● TASK TO CARRY OUT
Using the listing below, report all lines holding the word "attacks".

● RECORDED INFORMATION
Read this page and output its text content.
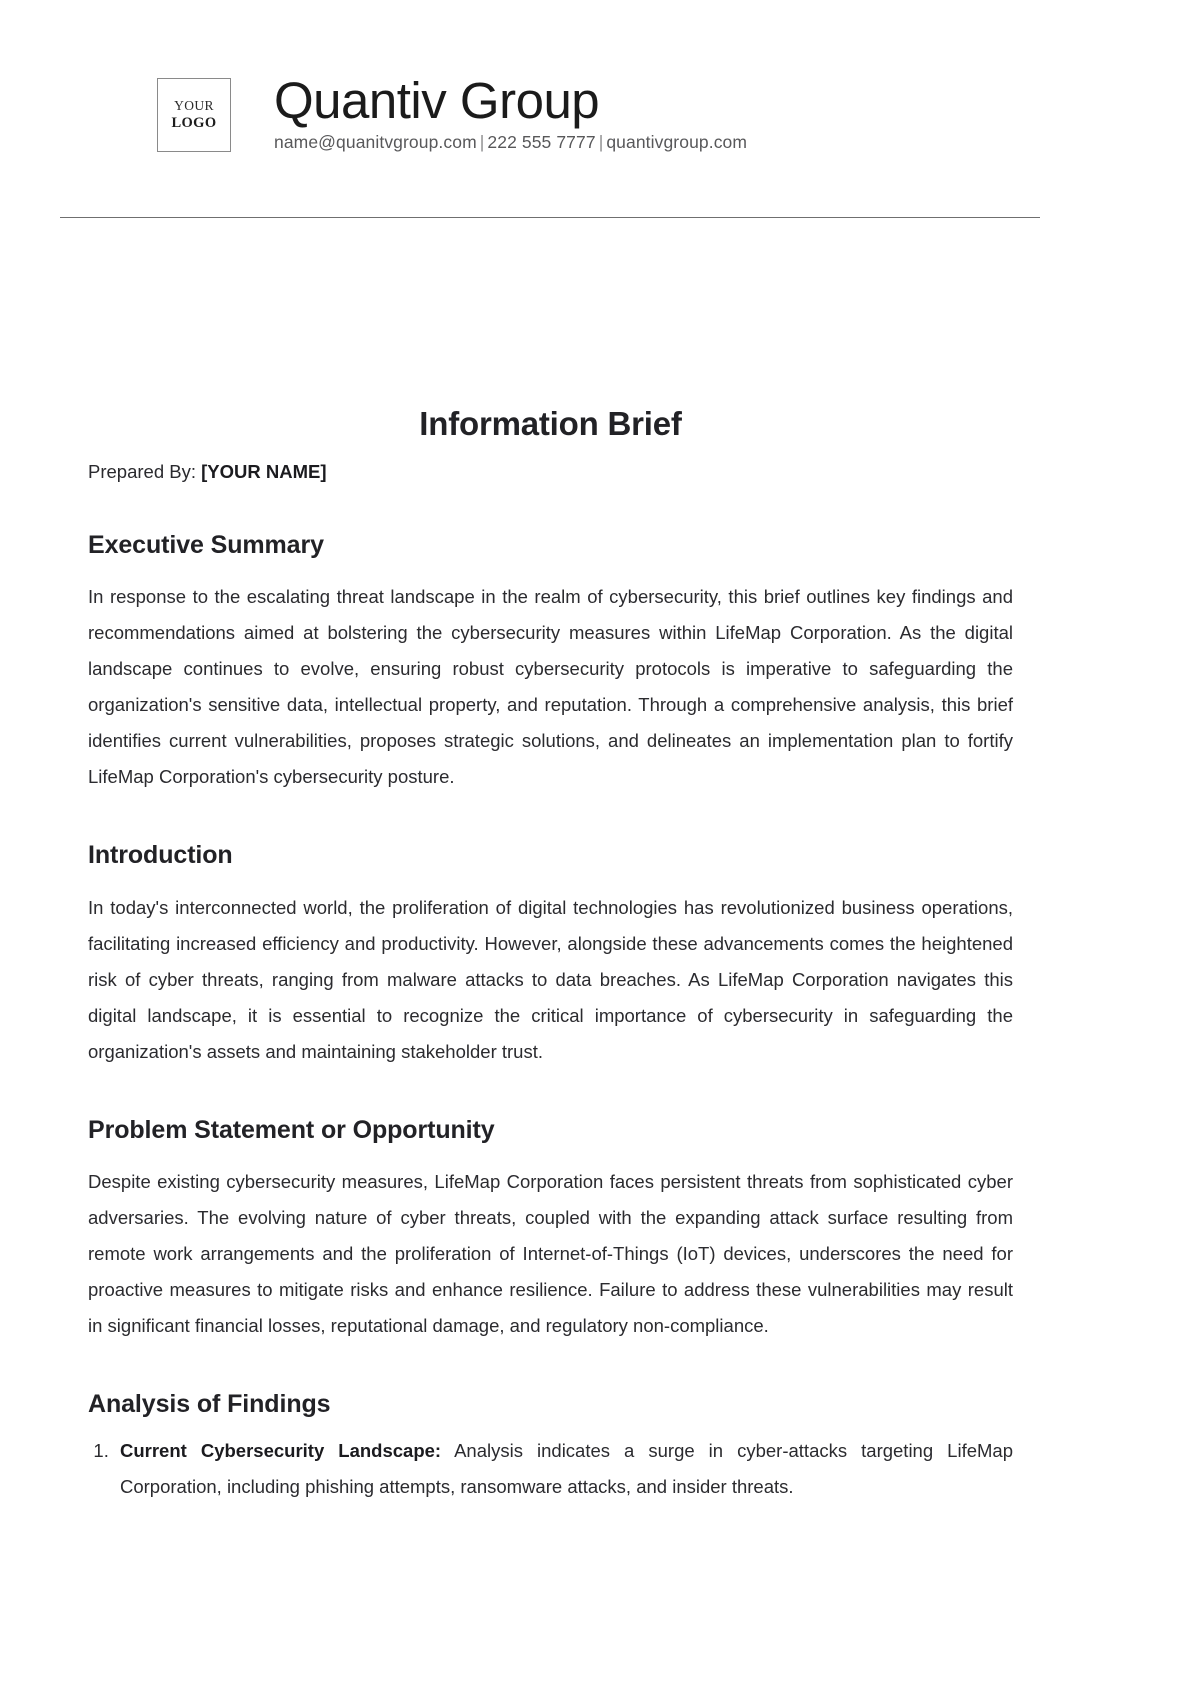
YOUR
LOGO Quantiv Group
name@quanitvgroup.com | 222 555 7777 | quantivgroup.com
Information Brief
Prepared By: [YOUR NAME]
Executive Summary

In response to the escalating threat landscape in the realm of cybersecurity, this brief outlines key findings and recommendations aimed at bolstering the cybersecurity measures within LifeMap Corporation. As the digital landscape continues to evolve, ensuring robust cybersecurity protocols is imperative to safeguarding the organization's sensitive data, intellectual property, and reputation. Through a comprehensive analysis, this brief identifies current vulnerabilities, proposes strategic solutions, and delineates an implementation plan to fortify LifeMap Corporation's cybersecurity posture.

Introduction

In today's interconnected world, the proliferation of digital technologies has revolutionized business operations, facilitating increased efficiency and productivity. However, alongside these advancements comes the heightened risk of cyber threats, ranging from malware attacks to data breaches. As LifeMap Corporation navigates this digital landscape, it is essential to recognize the critical importance of cybersecurity in safeguarding the organization's assets and maintaining stakeholder trust.

Problem Statement or Opportunity

Despite existing cybersecurity measures, LifeMap Corporation faces persistent threats from sophisticated cyber adversaries. The evolving nature of cyber threats, coupled with the expanding attack surface resulting from remote work arrangements and the proliferation of Internet-of-Things (IoT) devices, underscores the need for proactive measures to mitigate risks and enhance resilience. Failure to address these vulnerabilities may result in significant financial losses, reputational damage, and regulatory non-compliance.

Analysis of Findings
1. Current Cybersecurity Landscape: Analysis indicates a surge in cyber-attacks targeting LifeMap Corporation, including phishing attempts, ransomware attacks, and insider threats.
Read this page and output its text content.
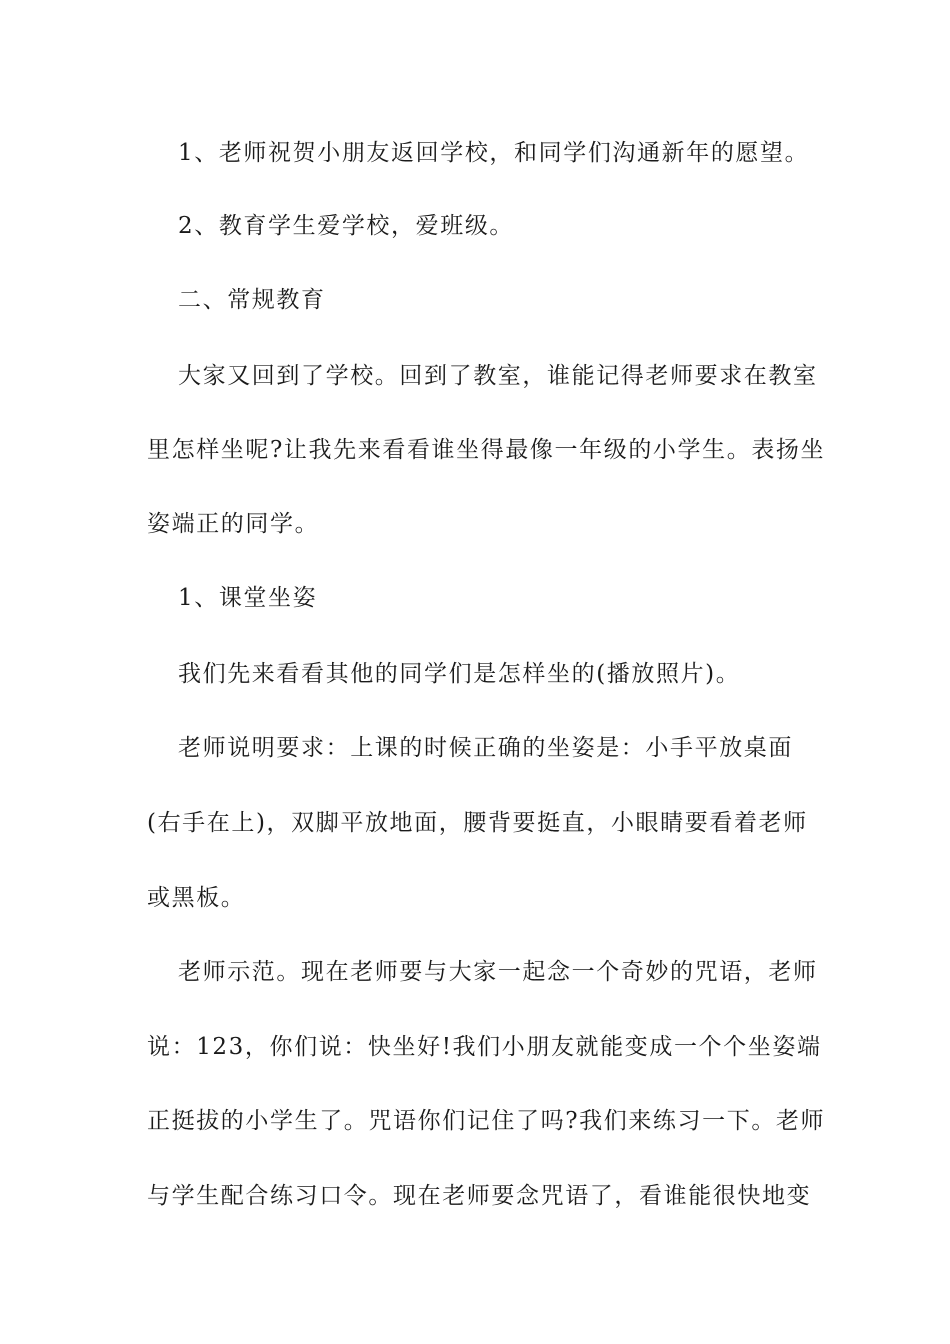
1、老师祝贺小朋友返回学校，和同学们沟通新年的愿望。
2、教育学生爱学校，爱班级。
二、常规教育
大家又回到了学校。回到了教室，谁能记得老师要求在教室
里怎样坐呢?让我先来看看谁坐得最像一年级的小学生。表扬坐
姿端正的同学。
1、课堂坐姿
我们先来看看其他的同学们是怎样坐的(播放照片)。
老师说明要求：上课的时候正确的坐姿是：小手平放桌面
(右手在上)，双脚平放地面，腰背要挺直，小眼睛要看着老师
或黑板。
老师示范。现在老师要与大家一起念一个奇妙的咒语，老师
说：123，你们说：快坐好!我们小朋友就能变成一个个坐姿端
正挺拔的小学生了。咒语你们记住了吗?我们来练习一下。老师
与学生配合练习口令。现在老师要念咒语了，看谁能很快地变
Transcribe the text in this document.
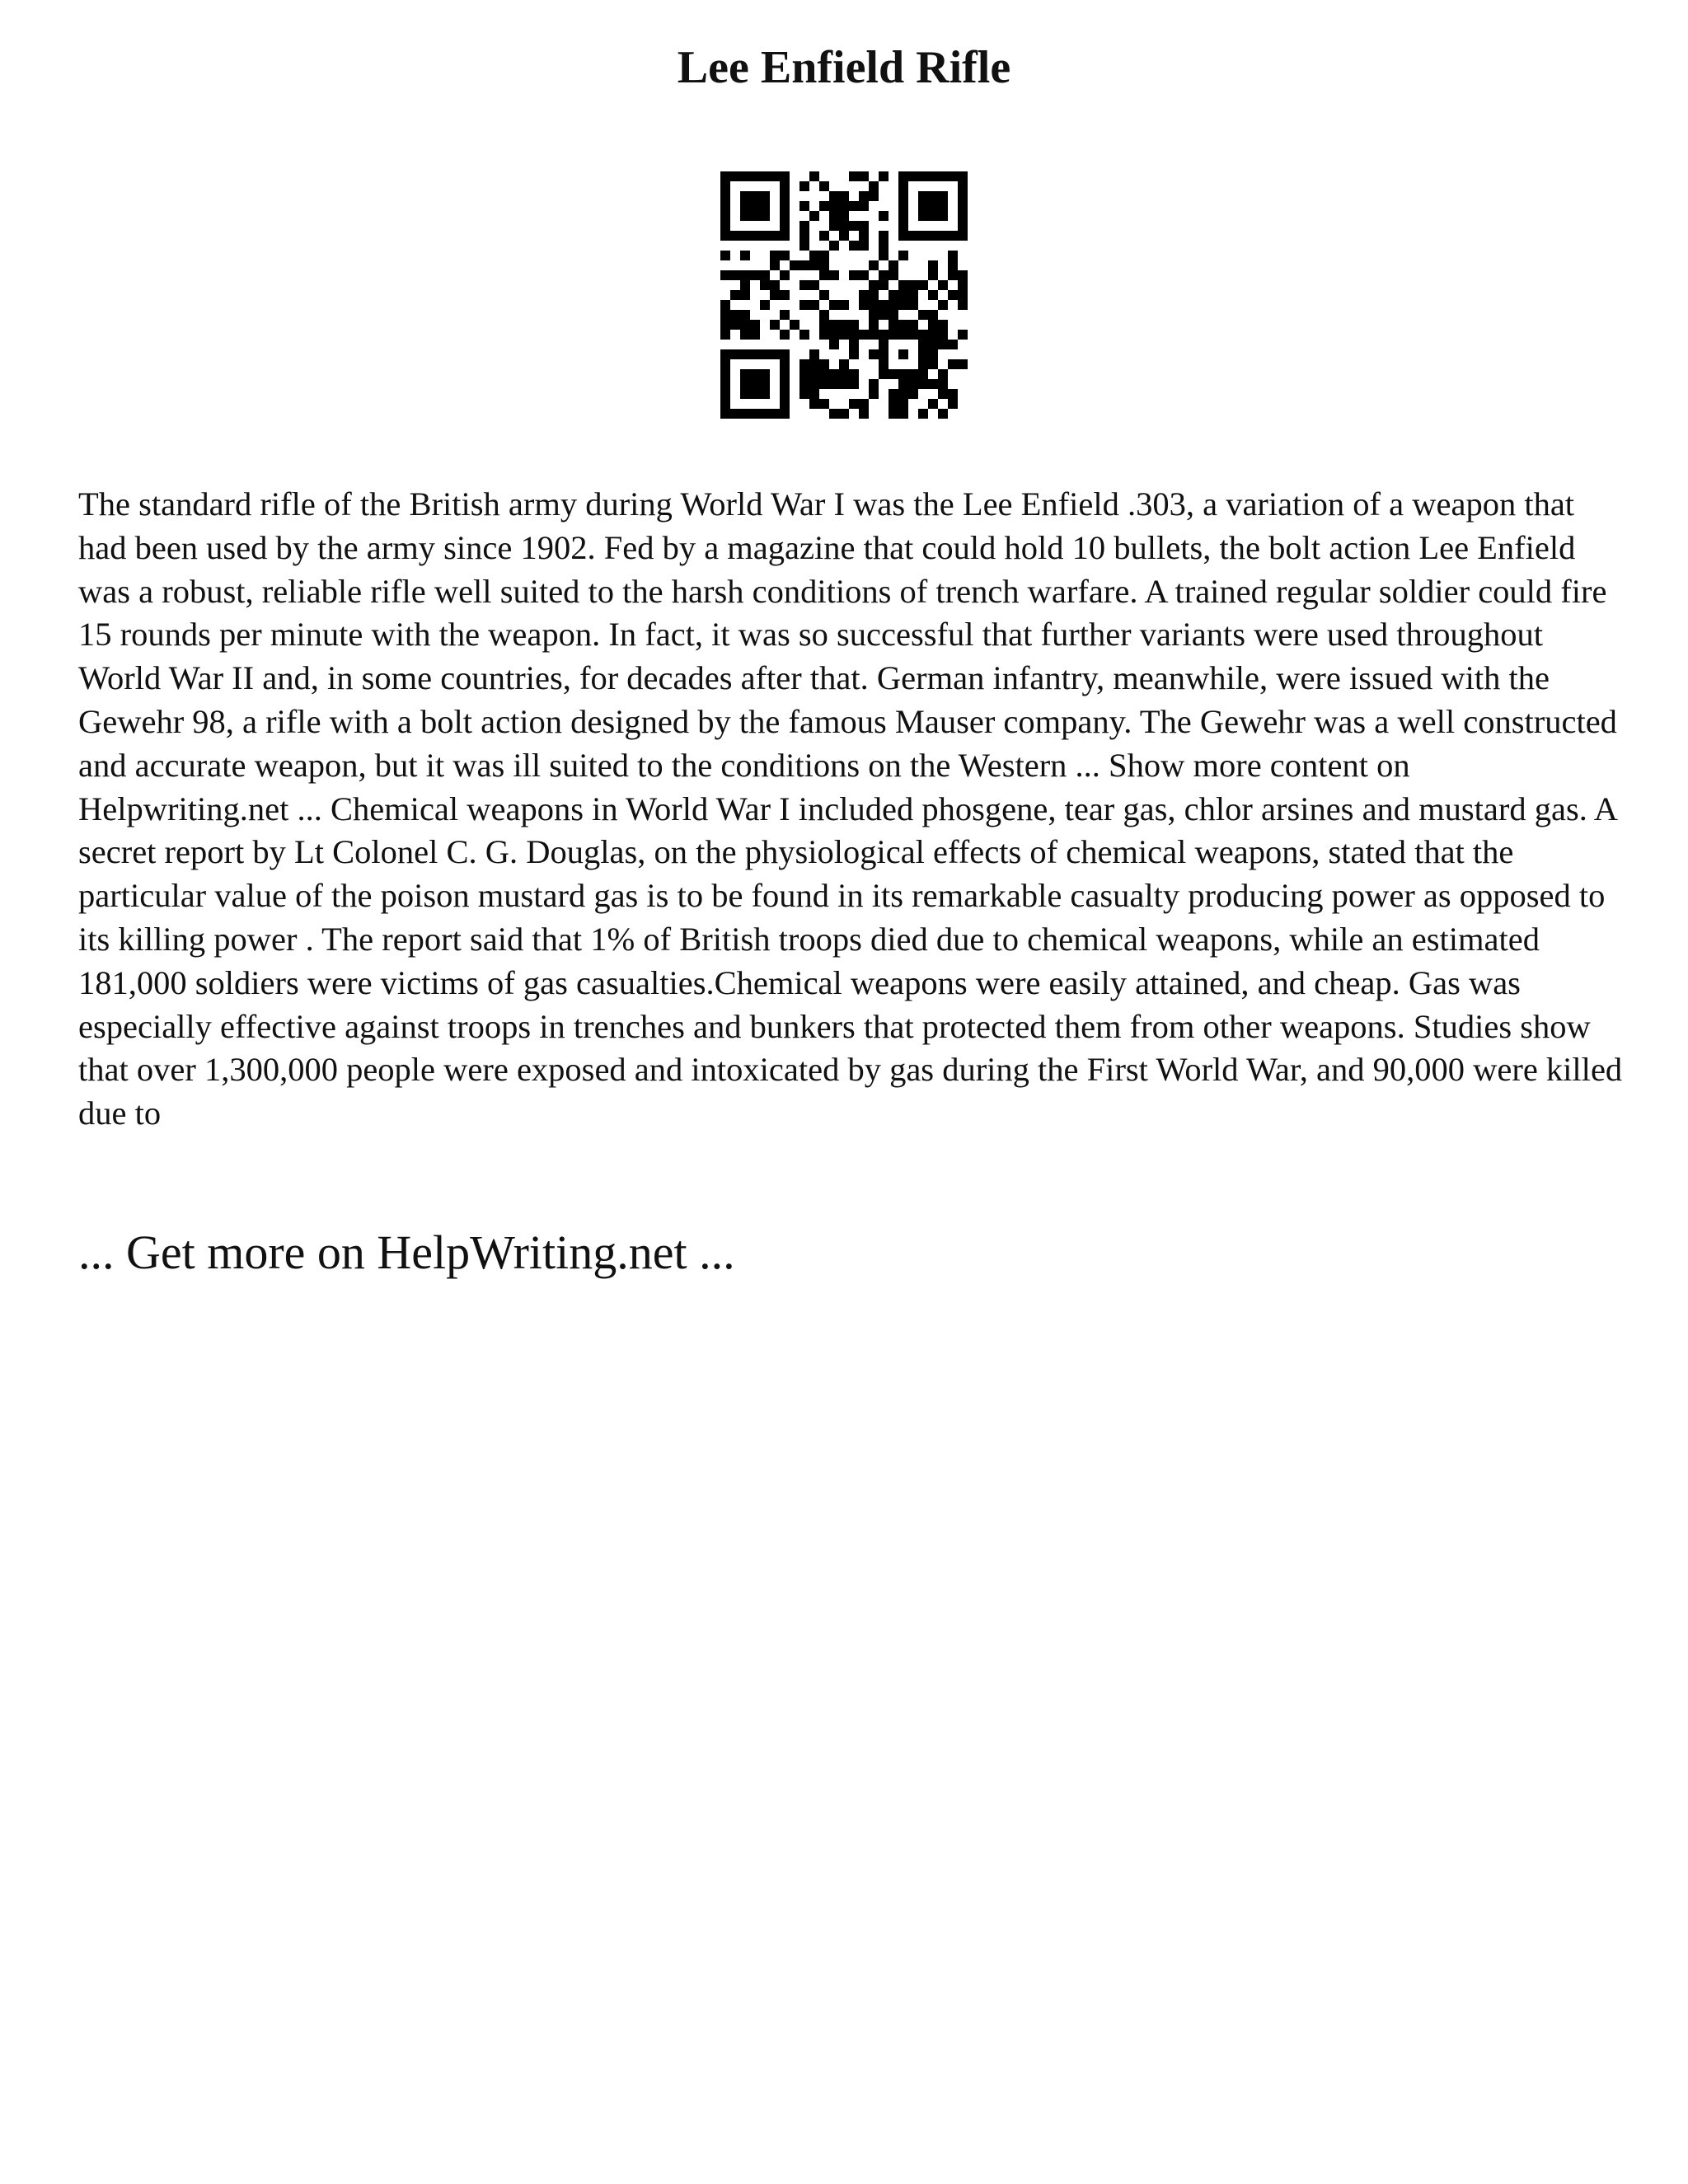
Lee Enfield Rifle

The standard rifle of the British army during World War I was the Lee Enfield .303, a variation of a weapon that had been used by the army since 1902. Fed by a magazine that could hold 10 bullets, the bolt action Lee Enfield was a robust, reliable rifle well suited to the harsh conditions of trench warfare. A trained regular soldier could fire 15 rounds per minute with the weapon. In fact, it was so successful that further variants were used throughout World War II and, in some countries, for decades after that. German infantry, meanwhile, were issued with the Gewehr 98, a rifle with a bolt action designed by the famous Mauser company. The Gewehr was a well constructed and accurate weapon, but it was ill suited to the conditions on the Western ... Show more content on Helpwriting.net ... Chemical weapons in World War I included phosgene, tear gas, chlor arsines and mustard gas. A secret report by Lt Colonel C. G. Douglas, on the physiological effects of chemical weapons, stated that the particular value of the poison mustard gas is to be found in its remarkable casualty producing power as opposed to its killing power . The report said that 1% of British troops died due to chemical weapons, while an estimated 181,000 soldiers were victims of gas casualties.Chemical weapons were easily attained, and cheap. Gas was especially effective against troops in trenches and bunkers that protected them from other weapons. Studies show that over 1,300,000 people were exposed and intoxicated by gas during the First World War, and 90,000 were killed due to

... Get more on HelpWriting.net ...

● THE COMPLETED TASK
In today's interconnected world, the proliferation of digital technologies has revolutionized business operations, facilitating increased efficiency and productivity. However, alongside these advancements comes the heightened risk of cyber threats, ranging from malware attacks to data breaches. As LifeMap Corporation navigates this digital landscape, it is essential to recognize the critical importance of cybersecurity in safeguarding the organization's assets and maintaining stakeholder trust.
1. Current Cybersecurity Landscape: Analysis indicates a surge in cyber-attacks targeting LifeMap Corporation, including phishing attempts, ransomware attacks, and insider threats.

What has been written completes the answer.